REQUIREMENT »
Name every kind of preserve mentioned in the essay below on the luxury of the unnecessary.

EXCERPT PROVIDED »
:::::
In Praise of The Inessential, Optional, Unrequired, and Otherwise Unnecessary

Closeup shot of stirring cherry jam with spoon in metal saucepan

I love making preserves. I am the jam, jelly, and marmalade queen, man. Beyond fancy cars, beyond jewellery, beyond a pair of handmade tango shoes from Buenos Aires, homemade preserves are where luxury is at.

What makes them luxurious? The fact that someone took old-fashioned time and care to make them. And furthermore, took time and care to make them when it really isn’t necessary. Think about it: no matter how good, a jar of jam is still a jar of jam, and it’s pretty much something that anyone can buy anywhere. And yet people like me – without orchards or even a single fruit tree – find themselves in the kitchen, thoughtfully stirring pans of sugared fruit.

Luxury. The luxury of the unnecessary.

A luxury that’s becoming rarer every day. Why?

Well, it’s certainly not time: we actually have more leisure time now than we did 40 years ago, even if it doesn’t seem that way. (And “seem” is right: the faster pace of our lives affects how we perceive time, and how we distribute it makes us feel that there isn’t enough of it.)

But there’s another issue: that despite us seeing ourselves as modern, forward-thinking people, we still have profoundly puritanical* roots, and as many of the old virtues are set aside in this brave new world, the puritan inside us still needs expression. And the most common expression is our attitude towards our usage of time.
:::::
RECORD EXTRACTS »
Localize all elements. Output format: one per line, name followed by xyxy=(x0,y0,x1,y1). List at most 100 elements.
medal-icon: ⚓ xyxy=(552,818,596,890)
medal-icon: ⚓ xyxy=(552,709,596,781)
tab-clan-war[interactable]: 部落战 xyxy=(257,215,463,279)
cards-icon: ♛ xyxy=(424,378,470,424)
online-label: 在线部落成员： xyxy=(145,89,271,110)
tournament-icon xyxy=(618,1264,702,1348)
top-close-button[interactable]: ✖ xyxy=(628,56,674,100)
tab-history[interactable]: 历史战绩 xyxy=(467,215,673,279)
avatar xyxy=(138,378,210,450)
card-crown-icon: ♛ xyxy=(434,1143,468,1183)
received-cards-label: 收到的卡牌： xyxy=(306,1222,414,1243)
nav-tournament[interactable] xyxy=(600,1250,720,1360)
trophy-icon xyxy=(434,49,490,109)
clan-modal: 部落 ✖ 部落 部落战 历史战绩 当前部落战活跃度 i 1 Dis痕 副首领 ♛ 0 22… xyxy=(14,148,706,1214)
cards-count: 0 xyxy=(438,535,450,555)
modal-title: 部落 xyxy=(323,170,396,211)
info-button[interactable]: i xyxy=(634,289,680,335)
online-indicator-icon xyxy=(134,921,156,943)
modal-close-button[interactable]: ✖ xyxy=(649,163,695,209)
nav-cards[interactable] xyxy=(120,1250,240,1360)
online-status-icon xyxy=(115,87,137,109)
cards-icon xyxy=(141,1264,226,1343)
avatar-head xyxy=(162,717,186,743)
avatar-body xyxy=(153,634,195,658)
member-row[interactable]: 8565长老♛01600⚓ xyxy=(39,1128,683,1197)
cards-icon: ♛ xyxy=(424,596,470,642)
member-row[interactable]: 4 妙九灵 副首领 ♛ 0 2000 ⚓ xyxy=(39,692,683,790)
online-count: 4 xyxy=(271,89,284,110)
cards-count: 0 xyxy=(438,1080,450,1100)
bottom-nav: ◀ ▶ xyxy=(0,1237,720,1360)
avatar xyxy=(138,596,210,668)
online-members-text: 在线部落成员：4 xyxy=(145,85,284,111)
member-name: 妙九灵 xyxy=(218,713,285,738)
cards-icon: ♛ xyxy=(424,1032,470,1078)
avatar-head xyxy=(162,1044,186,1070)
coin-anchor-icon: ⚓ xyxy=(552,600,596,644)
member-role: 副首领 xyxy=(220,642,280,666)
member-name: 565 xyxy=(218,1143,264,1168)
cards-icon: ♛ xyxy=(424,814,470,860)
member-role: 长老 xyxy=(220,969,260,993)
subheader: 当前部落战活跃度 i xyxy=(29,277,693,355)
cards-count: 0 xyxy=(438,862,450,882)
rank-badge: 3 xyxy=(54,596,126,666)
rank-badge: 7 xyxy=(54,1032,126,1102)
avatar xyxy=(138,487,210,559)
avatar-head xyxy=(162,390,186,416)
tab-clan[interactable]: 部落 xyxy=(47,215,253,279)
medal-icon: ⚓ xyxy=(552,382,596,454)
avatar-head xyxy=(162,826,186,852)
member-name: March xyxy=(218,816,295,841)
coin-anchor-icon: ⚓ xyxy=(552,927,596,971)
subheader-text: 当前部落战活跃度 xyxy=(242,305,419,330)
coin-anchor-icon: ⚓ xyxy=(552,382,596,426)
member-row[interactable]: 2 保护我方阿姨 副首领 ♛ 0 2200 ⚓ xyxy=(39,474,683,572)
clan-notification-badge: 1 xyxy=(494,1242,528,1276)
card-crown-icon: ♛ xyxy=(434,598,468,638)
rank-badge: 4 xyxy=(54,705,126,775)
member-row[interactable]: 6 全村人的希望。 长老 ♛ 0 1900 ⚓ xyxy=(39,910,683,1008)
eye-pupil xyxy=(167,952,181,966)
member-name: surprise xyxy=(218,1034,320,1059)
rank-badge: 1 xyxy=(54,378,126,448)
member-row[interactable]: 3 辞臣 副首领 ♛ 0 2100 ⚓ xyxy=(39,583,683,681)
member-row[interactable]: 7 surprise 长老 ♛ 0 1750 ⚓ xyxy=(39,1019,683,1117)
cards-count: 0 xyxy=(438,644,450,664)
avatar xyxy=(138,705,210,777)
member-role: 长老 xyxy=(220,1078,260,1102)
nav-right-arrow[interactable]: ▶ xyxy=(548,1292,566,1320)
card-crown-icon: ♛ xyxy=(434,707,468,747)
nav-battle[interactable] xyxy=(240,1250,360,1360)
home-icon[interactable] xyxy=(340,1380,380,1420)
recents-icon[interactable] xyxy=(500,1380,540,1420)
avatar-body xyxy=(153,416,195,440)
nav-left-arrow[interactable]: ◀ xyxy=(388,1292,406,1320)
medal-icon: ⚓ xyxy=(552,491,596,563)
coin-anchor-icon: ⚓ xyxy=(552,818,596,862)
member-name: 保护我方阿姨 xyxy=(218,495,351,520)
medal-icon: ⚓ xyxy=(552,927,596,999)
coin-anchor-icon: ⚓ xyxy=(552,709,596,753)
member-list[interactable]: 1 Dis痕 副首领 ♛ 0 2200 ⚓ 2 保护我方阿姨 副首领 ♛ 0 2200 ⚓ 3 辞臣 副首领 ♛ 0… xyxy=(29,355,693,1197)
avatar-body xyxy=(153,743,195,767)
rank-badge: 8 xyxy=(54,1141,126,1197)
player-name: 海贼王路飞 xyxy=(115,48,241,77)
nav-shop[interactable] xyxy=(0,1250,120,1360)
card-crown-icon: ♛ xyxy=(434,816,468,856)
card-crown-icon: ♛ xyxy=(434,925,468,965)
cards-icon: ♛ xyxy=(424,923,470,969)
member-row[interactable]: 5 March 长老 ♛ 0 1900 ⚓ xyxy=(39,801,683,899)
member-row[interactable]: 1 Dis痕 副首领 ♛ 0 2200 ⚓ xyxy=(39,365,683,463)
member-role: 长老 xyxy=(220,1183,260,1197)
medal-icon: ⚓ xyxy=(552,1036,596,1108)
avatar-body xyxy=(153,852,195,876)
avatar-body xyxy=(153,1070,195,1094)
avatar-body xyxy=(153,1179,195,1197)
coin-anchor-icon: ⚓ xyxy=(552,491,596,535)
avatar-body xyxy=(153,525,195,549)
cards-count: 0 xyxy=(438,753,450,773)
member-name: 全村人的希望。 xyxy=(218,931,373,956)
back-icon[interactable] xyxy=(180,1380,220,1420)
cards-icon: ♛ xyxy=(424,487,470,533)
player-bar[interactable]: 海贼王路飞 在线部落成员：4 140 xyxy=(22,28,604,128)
:::::
CORRECT RESPONSE »
jam, jelly, marmalade